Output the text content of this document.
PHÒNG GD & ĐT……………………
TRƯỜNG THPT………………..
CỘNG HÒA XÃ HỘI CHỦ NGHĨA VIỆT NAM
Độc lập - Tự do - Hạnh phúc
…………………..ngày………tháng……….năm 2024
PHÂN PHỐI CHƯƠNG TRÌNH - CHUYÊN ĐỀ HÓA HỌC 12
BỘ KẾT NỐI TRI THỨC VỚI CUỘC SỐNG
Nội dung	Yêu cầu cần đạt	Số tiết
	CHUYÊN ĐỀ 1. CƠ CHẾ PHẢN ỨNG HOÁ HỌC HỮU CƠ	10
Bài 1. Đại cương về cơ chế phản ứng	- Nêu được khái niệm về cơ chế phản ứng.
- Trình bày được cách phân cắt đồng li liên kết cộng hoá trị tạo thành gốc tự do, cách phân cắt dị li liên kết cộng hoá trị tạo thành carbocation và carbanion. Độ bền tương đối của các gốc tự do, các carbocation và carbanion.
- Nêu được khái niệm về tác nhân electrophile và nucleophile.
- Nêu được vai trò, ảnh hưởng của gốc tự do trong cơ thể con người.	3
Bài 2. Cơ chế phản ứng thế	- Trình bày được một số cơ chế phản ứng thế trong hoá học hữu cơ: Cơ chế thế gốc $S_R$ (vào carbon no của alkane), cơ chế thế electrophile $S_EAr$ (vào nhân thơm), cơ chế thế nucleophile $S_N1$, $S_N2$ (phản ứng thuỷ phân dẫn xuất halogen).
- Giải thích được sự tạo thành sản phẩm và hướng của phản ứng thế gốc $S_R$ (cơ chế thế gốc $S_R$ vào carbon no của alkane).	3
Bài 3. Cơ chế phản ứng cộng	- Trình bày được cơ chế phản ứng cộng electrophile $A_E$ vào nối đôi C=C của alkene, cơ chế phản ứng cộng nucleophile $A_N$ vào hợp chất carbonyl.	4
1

Exercise goal
Extract each line holding the string "thành".

Solution
- Trình bày được cách phân cắt đồng li liên kết cộng hoá trị tạo thành gốc tự do, cách phân cắt dị li liên kết cộng hoá trị tạo thành carbocation và carbanion. Độ bền tương đối của các gốc tự do, các carbocation và carbanion.
- Giải thích được sự tạo thành sản phẩm và hướng của phản ứng thế gốc $S_R$ (cơ chế thế gốc $S_R$ vào carbon no của alkane).	3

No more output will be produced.